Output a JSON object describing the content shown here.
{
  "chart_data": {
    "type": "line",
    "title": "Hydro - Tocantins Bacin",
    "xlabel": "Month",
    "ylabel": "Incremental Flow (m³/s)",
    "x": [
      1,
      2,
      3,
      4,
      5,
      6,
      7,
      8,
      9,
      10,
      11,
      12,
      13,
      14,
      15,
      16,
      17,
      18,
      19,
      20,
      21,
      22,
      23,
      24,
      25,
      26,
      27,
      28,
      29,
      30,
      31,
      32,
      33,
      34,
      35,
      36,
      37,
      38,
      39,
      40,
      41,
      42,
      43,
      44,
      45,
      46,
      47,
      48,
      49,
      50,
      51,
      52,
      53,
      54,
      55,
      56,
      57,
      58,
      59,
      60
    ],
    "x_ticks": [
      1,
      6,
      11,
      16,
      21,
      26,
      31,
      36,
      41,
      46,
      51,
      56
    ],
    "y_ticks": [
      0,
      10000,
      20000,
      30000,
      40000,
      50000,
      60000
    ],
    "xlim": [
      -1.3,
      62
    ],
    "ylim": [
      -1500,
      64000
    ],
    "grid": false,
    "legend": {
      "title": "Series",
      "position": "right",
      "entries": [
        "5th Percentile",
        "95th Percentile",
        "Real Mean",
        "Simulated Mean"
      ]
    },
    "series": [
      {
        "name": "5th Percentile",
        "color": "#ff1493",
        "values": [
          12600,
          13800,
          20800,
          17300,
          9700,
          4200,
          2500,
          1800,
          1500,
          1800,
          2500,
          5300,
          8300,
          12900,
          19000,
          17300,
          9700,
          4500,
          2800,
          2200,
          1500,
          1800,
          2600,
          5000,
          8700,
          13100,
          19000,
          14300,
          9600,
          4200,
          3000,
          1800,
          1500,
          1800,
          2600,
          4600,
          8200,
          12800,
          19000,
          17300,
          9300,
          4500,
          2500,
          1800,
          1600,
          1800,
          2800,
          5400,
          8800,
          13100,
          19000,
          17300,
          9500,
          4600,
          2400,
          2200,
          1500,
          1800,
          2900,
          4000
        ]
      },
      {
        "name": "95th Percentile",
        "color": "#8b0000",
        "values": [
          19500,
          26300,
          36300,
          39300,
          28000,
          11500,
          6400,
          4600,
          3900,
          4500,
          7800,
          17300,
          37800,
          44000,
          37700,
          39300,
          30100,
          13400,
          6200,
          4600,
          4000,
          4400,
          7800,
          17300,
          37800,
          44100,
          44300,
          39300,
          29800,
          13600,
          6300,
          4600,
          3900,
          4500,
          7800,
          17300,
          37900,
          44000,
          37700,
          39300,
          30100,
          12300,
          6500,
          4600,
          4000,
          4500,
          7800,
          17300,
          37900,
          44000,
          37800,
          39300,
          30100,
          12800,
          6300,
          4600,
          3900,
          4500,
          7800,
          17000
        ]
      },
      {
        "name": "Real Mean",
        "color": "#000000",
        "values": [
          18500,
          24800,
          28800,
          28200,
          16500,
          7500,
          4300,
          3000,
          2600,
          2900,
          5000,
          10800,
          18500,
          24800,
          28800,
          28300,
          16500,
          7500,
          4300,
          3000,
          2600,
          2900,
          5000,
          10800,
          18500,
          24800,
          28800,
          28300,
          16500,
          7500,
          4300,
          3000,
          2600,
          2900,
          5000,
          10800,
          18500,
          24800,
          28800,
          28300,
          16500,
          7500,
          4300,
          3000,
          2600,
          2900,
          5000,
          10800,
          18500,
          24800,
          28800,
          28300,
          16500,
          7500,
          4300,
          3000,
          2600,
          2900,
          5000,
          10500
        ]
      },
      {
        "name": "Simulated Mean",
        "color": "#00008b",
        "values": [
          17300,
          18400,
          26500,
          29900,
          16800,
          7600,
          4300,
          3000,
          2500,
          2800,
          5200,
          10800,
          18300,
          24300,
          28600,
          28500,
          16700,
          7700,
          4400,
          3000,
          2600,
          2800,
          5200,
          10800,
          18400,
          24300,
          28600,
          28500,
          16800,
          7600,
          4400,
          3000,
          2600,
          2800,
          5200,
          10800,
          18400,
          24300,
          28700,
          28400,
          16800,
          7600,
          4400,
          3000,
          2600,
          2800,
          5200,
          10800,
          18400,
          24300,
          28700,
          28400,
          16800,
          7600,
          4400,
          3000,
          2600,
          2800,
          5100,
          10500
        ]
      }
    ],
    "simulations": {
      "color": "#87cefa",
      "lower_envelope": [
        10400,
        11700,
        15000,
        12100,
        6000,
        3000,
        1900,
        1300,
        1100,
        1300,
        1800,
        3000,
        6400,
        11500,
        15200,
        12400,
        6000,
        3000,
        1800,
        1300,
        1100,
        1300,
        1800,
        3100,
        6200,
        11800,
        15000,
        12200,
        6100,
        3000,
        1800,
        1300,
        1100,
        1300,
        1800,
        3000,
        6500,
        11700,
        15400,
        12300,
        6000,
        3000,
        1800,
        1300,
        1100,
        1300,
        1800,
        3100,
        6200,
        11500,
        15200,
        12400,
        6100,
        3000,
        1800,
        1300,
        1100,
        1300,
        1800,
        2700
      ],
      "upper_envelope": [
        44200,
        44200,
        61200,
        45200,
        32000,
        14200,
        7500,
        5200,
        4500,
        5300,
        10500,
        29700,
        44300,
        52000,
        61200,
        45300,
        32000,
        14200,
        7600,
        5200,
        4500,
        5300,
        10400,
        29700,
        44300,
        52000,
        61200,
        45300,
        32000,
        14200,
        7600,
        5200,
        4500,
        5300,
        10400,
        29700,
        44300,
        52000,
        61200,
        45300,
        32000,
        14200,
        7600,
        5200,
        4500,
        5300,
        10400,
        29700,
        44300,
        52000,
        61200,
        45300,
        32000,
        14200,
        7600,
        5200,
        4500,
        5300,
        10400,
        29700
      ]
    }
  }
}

——

DIRECTIVE - Note every line above where the string "Simulated" shows up, and copy those lines.

ANSWER TO THE PROBLEM -
        "Simulated Mean"
        "name": "Simulated Mean",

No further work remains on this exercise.